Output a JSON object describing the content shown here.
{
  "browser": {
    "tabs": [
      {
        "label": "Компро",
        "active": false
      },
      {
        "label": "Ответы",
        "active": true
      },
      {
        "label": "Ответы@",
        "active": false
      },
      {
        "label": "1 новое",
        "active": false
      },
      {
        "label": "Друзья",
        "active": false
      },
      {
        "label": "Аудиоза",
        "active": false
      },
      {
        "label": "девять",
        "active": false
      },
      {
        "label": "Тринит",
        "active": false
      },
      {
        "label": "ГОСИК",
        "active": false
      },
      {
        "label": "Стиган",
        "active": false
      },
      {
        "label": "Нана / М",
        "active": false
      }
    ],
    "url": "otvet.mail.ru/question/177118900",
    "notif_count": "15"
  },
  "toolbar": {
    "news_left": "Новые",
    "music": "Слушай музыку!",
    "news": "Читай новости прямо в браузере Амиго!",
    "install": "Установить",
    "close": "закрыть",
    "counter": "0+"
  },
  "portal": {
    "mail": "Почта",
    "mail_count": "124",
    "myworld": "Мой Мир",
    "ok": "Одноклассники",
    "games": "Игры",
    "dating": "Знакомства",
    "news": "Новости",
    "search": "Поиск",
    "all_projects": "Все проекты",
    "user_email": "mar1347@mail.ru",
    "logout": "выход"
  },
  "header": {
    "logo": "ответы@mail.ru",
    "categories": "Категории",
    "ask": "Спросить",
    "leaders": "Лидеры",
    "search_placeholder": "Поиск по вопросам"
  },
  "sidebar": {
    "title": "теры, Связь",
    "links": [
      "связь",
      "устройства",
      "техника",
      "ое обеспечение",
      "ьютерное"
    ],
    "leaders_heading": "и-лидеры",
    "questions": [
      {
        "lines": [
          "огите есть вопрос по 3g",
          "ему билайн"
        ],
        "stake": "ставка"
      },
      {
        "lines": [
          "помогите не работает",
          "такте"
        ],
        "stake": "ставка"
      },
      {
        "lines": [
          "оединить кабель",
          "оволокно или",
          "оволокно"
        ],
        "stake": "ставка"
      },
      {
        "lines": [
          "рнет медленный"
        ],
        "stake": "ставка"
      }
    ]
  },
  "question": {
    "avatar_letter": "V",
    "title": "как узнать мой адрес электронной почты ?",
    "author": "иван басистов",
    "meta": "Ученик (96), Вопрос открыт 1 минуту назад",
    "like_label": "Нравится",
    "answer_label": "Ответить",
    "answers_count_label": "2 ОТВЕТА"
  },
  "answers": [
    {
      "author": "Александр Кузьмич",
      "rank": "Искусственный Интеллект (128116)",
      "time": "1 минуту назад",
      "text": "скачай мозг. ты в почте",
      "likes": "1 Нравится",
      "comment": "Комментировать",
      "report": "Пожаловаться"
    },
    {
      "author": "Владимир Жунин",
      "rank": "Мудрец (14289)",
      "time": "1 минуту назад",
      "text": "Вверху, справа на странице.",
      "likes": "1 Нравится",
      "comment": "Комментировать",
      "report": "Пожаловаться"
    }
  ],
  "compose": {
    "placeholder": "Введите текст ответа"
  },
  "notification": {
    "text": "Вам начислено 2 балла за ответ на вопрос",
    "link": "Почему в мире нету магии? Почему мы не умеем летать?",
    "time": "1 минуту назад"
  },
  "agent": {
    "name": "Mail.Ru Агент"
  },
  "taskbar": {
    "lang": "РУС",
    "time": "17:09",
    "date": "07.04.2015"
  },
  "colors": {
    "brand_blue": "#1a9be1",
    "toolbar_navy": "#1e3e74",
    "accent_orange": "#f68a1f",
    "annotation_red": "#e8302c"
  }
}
★ ★ ★ ★
— Written instruction —
Count each line of the entries that holds the word "title", then state the total and nothing more.

— Written response —
2